• INSTRUCTIONS TO FOLLOW: Using the material that follows, identify and copy each line with the string "JSON".
/---
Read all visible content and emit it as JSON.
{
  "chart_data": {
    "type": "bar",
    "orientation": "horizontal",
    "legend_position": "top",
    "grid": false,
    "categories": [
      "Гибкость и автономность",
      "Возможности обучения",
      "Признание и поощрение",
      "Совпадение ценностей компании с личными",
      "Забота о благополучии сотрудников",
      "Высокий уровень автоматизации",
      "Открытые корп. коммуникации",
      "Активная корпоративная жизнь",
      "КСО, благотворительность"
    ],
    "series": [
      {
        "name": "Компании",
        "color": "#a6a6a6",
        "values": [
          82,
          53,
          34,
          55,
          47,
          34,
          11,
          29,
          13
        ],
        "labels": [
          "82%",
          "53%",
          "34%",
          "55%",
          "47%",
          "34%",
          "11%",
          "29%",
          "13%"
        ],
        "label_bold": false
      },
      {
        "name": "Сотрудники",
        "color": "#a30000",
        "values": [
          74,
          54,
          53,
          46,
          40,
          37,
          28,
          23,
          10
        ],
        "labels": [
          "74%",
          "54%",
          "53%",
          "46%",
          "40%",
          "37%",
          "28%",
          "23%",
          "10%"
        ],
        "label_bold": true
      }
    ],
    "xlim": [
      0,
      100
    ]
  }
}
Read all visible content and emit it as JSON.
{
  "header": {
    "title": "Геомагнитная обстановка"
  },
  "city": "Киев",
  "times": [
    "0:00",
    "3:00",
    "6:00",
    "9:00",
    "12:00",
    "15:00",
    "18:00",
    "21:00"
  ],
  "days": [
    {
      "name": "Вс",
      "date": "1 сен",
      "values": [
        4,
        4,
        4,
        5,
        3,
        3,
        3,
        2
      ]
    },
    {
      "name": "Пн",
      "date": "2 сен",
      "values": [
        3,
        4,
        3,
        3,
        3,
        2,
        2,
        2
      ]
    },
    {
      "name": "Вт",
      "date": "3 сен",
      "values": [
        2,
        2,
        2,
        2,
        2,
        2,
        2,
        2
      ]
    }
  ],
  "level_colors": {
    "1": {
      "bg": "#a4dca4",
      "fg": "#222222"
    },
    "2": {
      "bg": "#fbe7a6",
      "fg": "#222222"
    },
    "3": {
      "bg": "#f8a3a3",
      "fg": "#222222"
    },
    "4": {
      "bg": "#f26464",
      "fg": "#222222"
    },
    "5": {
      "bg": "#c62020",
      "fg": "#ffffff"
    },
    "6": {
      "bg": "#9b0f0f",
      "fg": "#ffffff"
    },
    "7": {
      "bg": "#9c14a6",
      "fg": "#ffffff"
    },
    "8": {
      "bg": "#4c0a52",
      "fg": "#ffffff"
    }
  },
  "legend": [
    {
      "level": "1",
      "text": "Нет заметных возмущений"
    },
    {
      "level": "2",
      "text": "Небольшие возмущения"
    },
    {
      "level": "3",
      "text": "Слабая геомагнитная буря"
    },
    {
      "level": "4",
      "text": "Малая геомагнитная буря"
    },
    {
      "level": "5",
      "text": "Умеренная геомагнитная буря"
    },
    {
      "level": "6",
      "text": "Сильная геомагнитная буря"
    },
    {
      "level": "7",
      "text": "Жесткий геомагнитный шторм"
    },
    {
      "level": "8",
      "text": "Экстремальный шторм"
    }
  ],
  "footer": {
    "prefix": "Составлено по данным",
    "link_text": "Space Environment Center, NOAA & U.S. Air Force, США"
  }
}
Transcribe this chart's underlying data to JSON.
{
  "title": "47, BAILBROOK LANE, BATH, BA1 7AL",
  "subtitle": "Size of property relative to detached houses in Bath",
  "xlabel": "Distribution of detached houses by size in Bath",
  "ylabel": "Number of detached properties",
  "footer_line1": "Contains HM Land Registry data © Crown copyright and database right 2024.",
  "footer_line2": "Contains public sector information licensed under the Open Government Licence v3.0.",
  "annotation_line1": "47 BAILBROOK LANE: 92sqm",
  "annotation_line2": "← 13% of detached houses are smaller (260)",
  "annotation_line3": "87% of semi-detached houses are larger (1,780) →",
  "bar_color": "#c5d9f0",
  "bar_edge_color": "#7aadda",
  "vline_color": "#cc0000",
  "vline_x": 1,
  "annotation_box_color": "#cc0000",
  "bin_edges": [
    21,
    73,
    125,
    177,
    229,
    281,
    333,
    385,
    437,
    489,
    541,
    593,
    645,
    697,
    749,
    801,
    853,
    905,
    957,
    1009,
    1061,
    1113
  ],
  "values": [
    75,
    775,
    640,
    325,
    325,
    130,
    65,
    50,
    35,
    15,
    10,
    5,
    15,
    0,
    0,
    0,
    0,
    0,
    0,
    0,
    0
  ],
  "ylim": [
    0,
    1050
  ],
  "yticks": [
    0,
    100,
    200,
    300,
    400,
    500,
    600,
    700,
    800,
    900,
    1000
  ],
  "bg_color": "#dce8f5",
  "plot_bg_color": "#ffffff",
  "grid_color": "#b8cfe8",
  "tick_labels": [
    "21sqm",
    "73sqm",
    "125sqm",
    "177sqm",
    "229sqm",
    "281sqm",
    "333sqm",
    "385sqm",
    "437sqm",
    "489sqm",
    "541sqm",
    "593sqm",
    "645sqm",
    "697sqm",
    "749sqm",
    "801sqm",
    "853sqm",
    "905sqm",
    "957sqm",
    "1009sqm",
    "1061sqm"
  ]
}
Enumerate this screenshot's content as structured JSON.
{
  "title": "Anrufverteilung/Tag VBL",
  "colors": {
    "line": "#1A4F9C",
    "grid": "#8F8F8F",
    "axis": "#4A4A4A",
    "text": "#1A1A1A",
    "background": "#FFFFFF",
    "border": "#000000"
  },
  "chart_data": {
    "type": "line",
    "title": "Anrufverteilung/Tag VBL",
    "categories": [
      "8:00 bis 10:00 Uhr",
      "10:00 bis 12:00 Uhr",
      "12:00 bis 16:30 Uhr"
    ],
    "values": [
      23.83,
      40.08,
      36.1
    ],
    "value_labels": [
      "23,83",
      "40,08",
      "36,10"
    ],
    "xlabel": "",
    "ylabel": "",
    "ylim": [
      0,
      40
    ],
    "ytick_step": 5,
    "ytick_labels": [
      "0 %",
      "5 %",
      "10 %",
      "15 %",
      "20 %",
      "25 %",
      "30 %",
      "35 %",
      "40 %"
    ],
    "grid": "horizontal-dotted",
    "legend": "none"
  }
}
\---
• REPLY:
Read all visible content and emit it as JSON.
Read all visible content and emit it as JSON.
Transcribe this chart's underlying data to JSON.
Enumerate this screenshot's content as structured JSON.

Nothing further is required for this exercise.